- _TO DO_
Transcribe the whole listing below without changing a word, but leave out every image.
----- RECORDS TO USE
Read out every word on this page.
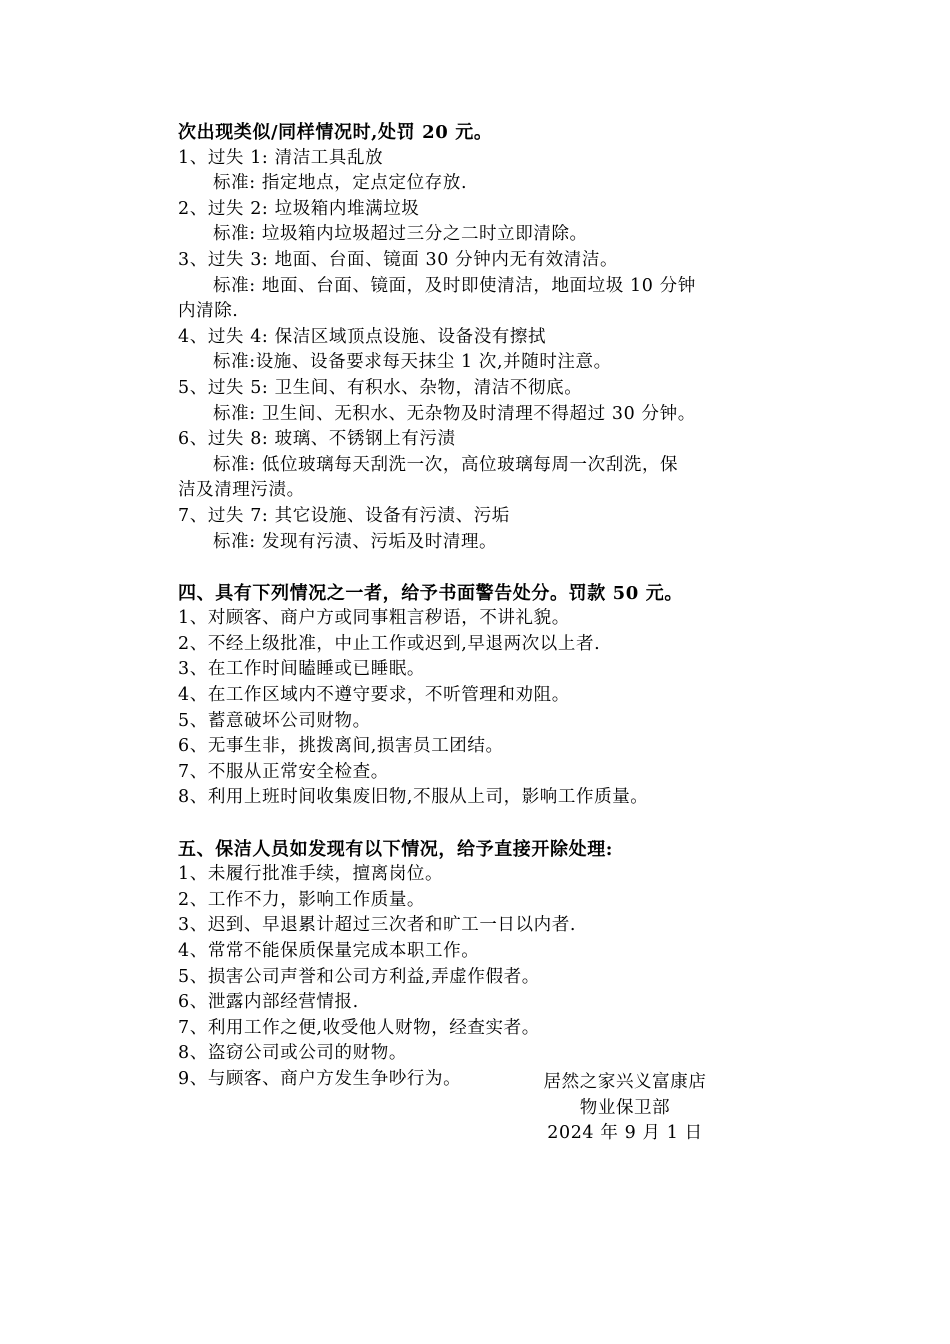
次出现类似/同样情况时,处罚 20 元。
1、过失 1: 清洁工具乱放
标准: 指定地点，定点定位存放.
2、过失 2: 垃圾箱内堆满垃圾
标准: 垃圾箱内垃圾超过三分之二时立即清除。
3、过失 3: 地面、台面、镜面 30 分钟内无有效清洁。
标准: 地面、台面、镜面，及时即使清洁，地面垃圾 10 分钟
内清除.
4、过失 4: 保洁区域顶点设施、设备没有擦拭
标准:设施、设备要求每天抹尘 1 次,并随时注意。
5、过失 5: 卫生间、有积水、杂物，清洁不彻底。
标准: 卫生间、无积水、无杂物及时清理不得超过 30 分钟。
6、过失 8: 玻璃、不锈钢上有污渍
标准: 低位玻璃每天刮洗一次，高位玻璃每周一次刮洗，保
洁及清理污渍。
7、过失 7: 其它设施、设备有污渍、污垢
标准: 发现有污渍、污垢及时清理。
四、具有下列情况之一者，给予书面警告处分。罚款 50 元。
1、对顾客、商户方或同事粗言秽语，不讲礼貌。
2、不经上级批准，中止工作或迟到,早退两次以上者.
3、在工作时间瞌睡或已睡眠。
4、在工作区域内不遵守要求，不听管理和劝阻。
5、蓄意破坏公司财物。
6、无事生非，挑拨离间,损害员工团结。
7、不服从正常安全检查。
8、利用上班时间收集废旧物,不服从上司，影响工作质量。
五、保洁人员如发现有以下情况，给予直接开除处理:
1、未履行批准手续，擅离岗位。
2、工作不力，影响工作质量。
3、迟到、早退累计超过三次者和旷工一日以内者.
4、常常不能保质保量完成本职工作。
5、损害公司声誉和公司方利益,弄虚作假者。
6、泄露内部经营情报.
7、利用工作之便,收受他人财物，经查实者。
8、盗窃公司或公司的财物。
9、与顾客、商户方发生争吵行为。	居然之家兴义富康店
物业保卫部
2024 年 9 月 1 日
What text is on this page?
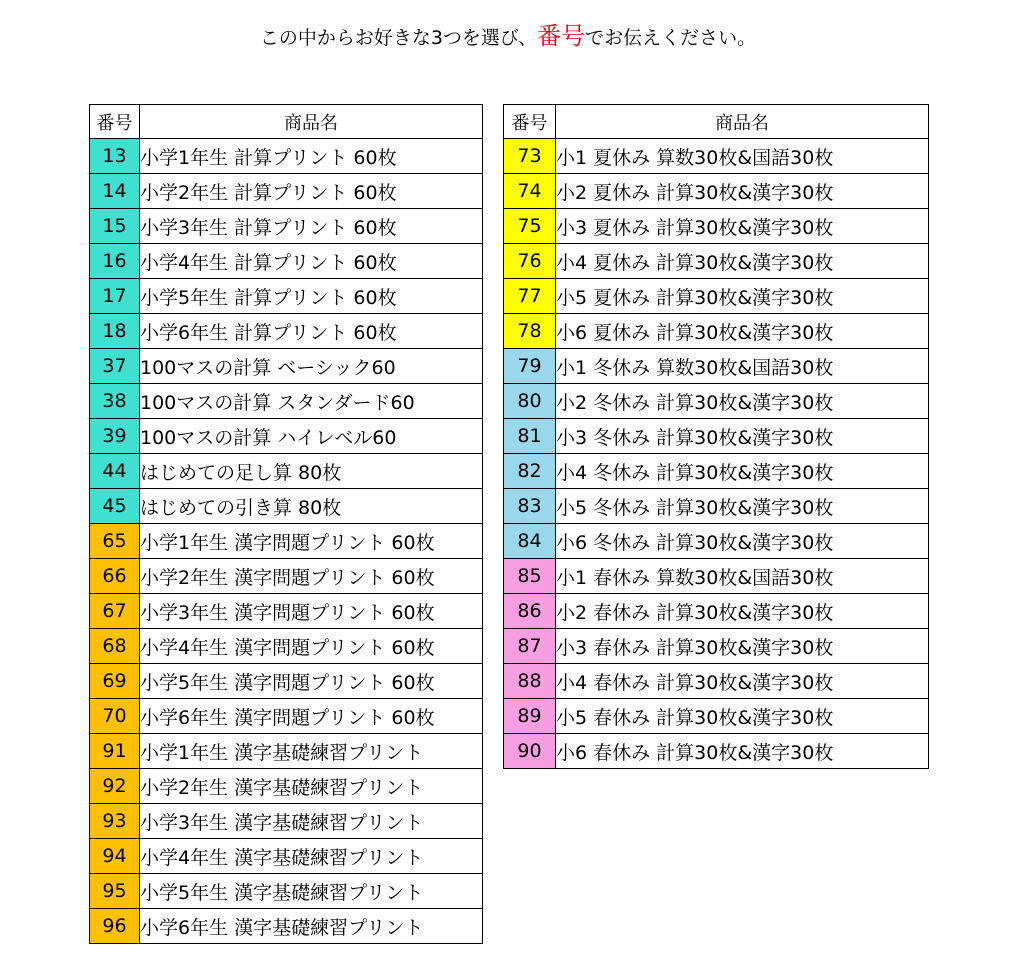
この中からお好きな3つを選び、番号でお伝えください。
番号	商品名
13	小学1年生 計算プリント 60枚
14	小学2年生 計算プリント 60枚
15	小学3年生 計算プリント 60枚
16	小学4年生 計算プリント 60枚
17	小学5年生 計算プリント 60枚
18	小学6年生 計算プリント 60枚
37	100マスの計算 ベーシック60
38	100マスの計算 スタンダード60
39	100マスの計算 ハイレベル60
44	はじめての足し算 80枚
45	はじめての引き算 80枚
65	小学1年生 漢字問題プリント 60枚
66	小学2年生 漢字問題プリント 60枚
67	小学3年生 漢字問題プリント 60枚
68	小学4年生 漢字問題プリント 60枚
69	小学5年生 漢字問題プリント 60枚
70	小学6年生 漢字問題プリント 60枚
91	小学1年生 漢字基礎練習プリント
92	小学2年生 漢字基礎練習プリント
93	小学3年生 漢字基礎練習プリント
94	小学4年生 漢字基礎練習プリント
95	小学5年生 漢字基礎練習プリント
96	小学6年生 漢字基礎練習プリント
番号	商品名
73	小1 夏休み 算数30枚&国語30枚
74	小2 夏休み 計算30枚&漢字30枚
75	小3 夏休み 計算30枚&漢字30枚
76	小4 夏休み 計算30枚&漢字30枚
77	小5 夏休み 計算30枚&漢字30枚
78	小6 夏休み 計算30枚&漢字30枚
79	小1 冬休み 算数30枚&国語30枚
80	小2 冬休み 計算30枚&漢字30枚
81	小3 冬休み 計算30枚&漢字30枚
82	小4 冬休み 計算30枚&漢字30枚
83	小5 冬休み 計算30枚&漢字30枚
84	小6 冬休み 計算30枚&漢字30枚
85	小1 春休み 算数30枚&国語30枚
86	小2 春休み 計算30枚&漢字30枚
87	小3 春休み 計算30枚&漢字30枚
88	小4 春休み 計算30枚&漢字30枚
89	小5 春休み 計算30枚&漢字30枚
90	小6 春休み 計算30枚&漢字30枚
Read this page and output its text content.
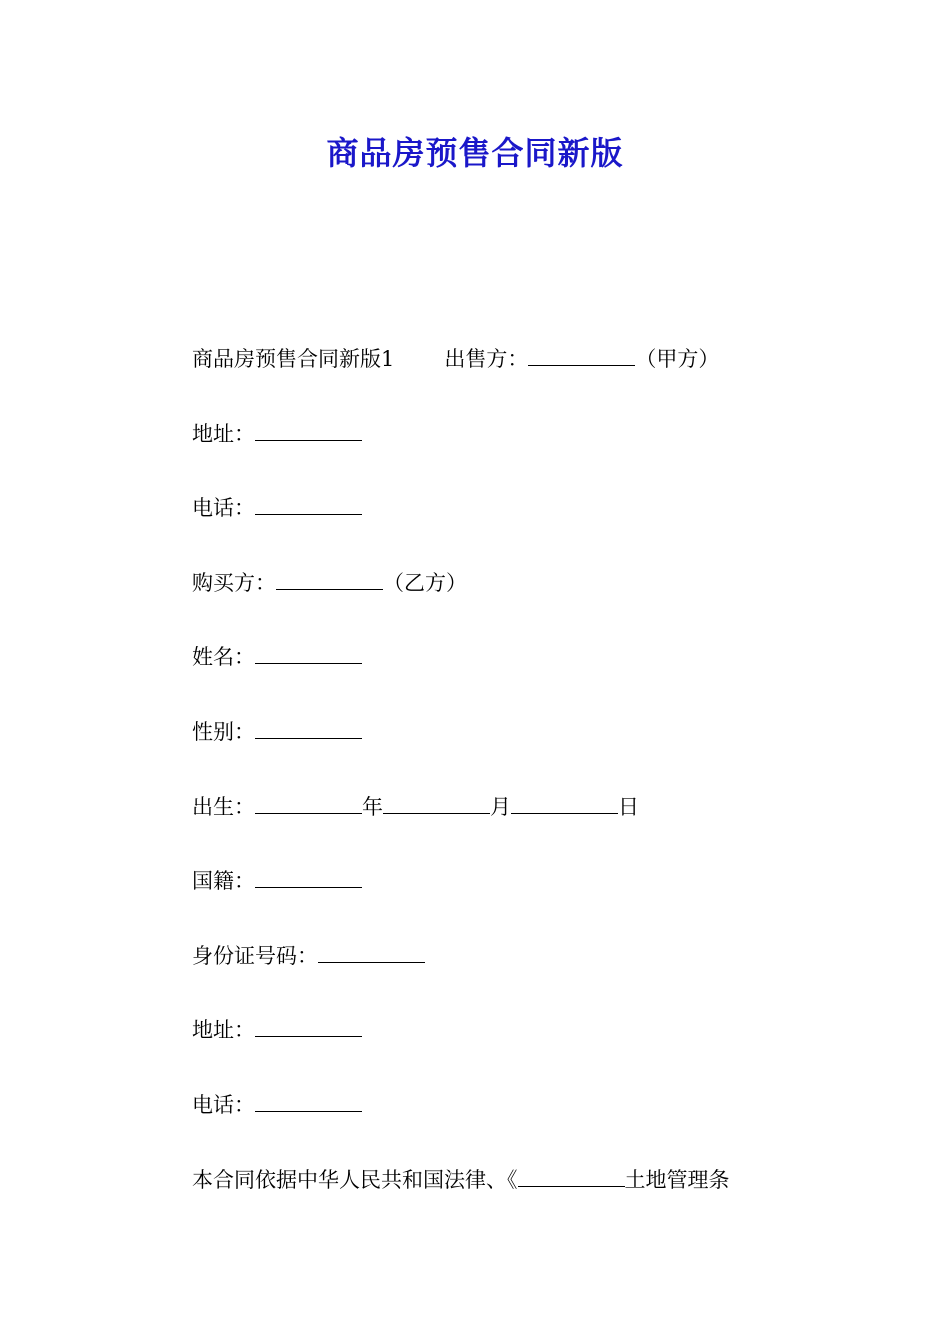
商品房预售合同新版
商品房预售合同新版1 出售方：	（甲方）
地址：
电话：
购买方：	（乙方）
姓名：
性别：
出生：	年	月	日
国籍：
身份证号码：
地址：
电话：
本合同依据中华人民共和国法律、《	土地管理条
----------
- _ANSWER BELOW_
Read out every word on this page.
次出现类似/同样情况时,处罚 20 元。
1、过失 1: 清洁工具乱放
标准: 指定地点，定点定位存放.
2、过失 2: 垃圾箱内堆满垃圾
标准: 垃圾箱内垃圾超过三分之二时立即清除。
3、过失 3: 地面、台面、镜面 30 分钟内无有效清洁。
标准: 地面、台面、镜面，及时即使清洁，地面垃圾 10 分钟
内清除.
4、过失 4: 保洁区域顶点设施、设备没有擦拭
标准:设施、设备要求每天抹尘 1 次,并随时注意。
5、过失 5: 卫生间、有积水、杂物，清洁不彻底。
标准: 卫生间、无积水、无杂物及时清理不得超过 30 分钟。
6、过失 8: 玻璃、不锈钢上有污渍
标准: 低位玻璃每天刮洗一次，高位玻璃每周一次刮洗，保
洁及清理污渍。
7、过失 7: 其它设施、设备有污渍、污垢
标准: 发现有污渍、污垢及时清理。
四、具有下列情况之一者，给予书面警告处分。罚款 50 元。
1、对顾客、商户方或同事粗言秽语，不讲礼貌。
2、不经上级批准，中止工作或迟到,早退两次以上者.
3、在工作时间瞌睡或已睡眠。
4、在工作区域内不遵守要求，不听管理和劝阻。
5、蓄意破坏公司财物。
6、无事生非，挑拨离间,损害员工团结。
7、不服从正常安全检查。
8、利用上班时间收集废旧物,不服从上司，影响工作质量。
五、保洁人员如发现有以下情况，给予直接开除处理:
1、未履行批准手续，擅离岗位。
2、工作不力，影响工作质量。
3、迟到、早退累计超过三次者和旷工一日以内者.
4、常常不能保质保量完成本职工作。
5、损害公司声誉和公司方利益,弄虚作假者。
6、泄露内部经营情报.
7、利用工作之便,收受他人财物，经查实者。
8、盗窃公司或公司的财物。
9、与顾客、商户方发生争吵行为。	居然之家兴义富康店
物业保卫部
2024 年 9 月 1 日
What text is on this page?
この中からお好きな3つを選び、番号でお伝えください。
番号	商品名
13	小学1年生 計算プリント 60枚
14	小学2年生 計算プリント 60枚
15	小学3年生 計算プリント 60枚
16	小学4年生 計算プリント 60枚
17	小学5年生 計算プリント 60枚
18	小学6年生 計算プリント 60枚
37	100マスの計算 ベーシック60
38	100マスの計算 スタンダード60
39	100マスの計算 ハイレベル60
44	はじめての足し算 80枚
45	はじめての引き算 80枚
65	小学1年生 漢字問題プリント 60枚
66	小学2年生 漢字問題プリント 60枚
67	小学3年生 漢字問題プリント 60枚
68	小学4年生 漢字問題プリント 60枚
69	小学5年生 漢字問題プリント 60枚
70	小学6年生 漢字問題プリント 60枚
91	小学1年生 漢字基礎練習プリント
92	小学2年生 漢字基礎練習プリント
93	小学3年生 漢字基礎練習プリント
94	小学4年生 漢字基礎練習プリント
95	小学5年生 漢字基礎練習プリント
96	小学6年生 漢字基礎練習プリント
番号	商品名
73	小1 夏休み 算数30枚&国語30枚
74	小2 夏休み 計算30枚&漢字30枚
75	小3 夏休み 計算30枚&漢字30枚
76	小4 夏休み 計算30枚&漢字30枚
77	小5 夏休み 計算30枚&漢字30枚
78	小6 夏休み 計算30枚&漢字30枚
79	小1 冬休み 算数30枚&国語30枚
80	小2 冬休み 計算30枚&漢字30枚
81	小3 冬休み 計算30枚&漢字30枚
82	小4 冬休み 計算30枚&漢字30枚
83	小5 冬休み 計算30枚&漢字30枚
84	小6 冬休み 計算30枚&漢字30枚
85	小1 春休み 算数30枚&国語30枚
86	小2 春休み 計算30枚&漢字30枚
87	小3 春休み 計算30枚&漢字30枚
88	小4 春休み 計算30枚&漢字30枚
89	小5 春休み 計算30枚&漢字30枚
90	小6 春休み 計算30枚&漢字30枚
Read this page and output its text content.
商品房预售合同新版
商品房预售合同新版1 出售方：	（甲方）
地址：
电话：
购买方：	（乙方）
姓名：
性别：
出生：	年	月	日
国籍：
身份证号码：
地址：
电话：
本合同依据中华人民共和国法律、《	土地管理条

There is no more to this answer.